YOUR TASK :: From the entries below, pull out each line where "substantiae" appears.

+---+

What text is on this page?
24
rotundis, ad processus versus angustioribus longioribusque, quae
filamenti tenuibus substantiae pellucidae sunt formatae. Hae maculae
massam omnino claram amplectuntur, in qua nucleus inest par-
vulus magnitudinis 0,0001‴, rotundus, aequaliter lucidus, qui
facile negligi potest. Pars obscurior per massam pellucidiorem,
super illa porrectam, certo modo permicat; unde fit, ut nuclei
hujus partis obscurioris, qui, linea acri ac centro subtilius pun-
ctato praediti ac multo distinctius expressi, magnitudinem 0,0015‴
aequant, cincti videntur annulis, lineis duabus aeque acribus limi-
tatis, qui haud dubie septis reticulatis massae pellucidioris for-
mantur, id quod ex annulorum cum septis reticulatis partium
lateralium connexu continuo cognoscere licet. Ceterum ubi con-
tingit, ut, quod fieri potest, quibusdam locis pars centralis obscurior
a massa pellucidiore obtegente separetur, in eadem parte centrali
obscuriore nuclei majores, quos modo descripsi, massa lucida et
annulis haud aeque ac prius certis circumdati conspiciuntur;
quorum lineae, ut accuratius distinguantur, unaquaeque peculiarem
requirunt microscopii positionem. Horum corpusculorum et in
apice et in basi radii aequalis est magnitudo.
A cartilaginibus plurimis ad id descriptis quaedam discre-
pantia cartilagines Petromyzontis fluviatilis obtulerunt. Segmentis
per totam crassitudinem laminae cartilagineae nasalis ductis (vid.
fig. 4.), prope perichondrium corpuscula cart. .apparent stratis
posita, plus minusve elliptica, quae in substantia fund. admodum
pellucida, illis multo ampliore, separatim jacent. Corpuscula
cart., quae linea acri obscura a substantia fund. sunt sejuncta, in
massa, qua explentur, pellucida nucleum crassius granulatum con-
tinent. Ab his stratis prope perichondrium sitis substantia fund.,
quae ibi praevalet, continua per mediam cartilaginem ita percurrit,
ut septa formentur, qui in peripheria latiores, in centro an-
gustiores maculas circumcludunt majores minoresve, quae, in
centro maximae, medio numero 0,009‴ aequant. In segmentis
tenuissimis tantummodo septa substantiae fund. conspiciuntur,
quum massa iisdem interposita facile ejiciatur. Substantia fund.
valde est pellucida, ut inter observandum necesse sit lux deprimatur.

+---+

TASK OUTPUT ::
filamenti tenuibus substantiae pellucidae sunt formatae. Hae maculae
tenuissimis tantummodo septa substantiae fund. conspiciuntur,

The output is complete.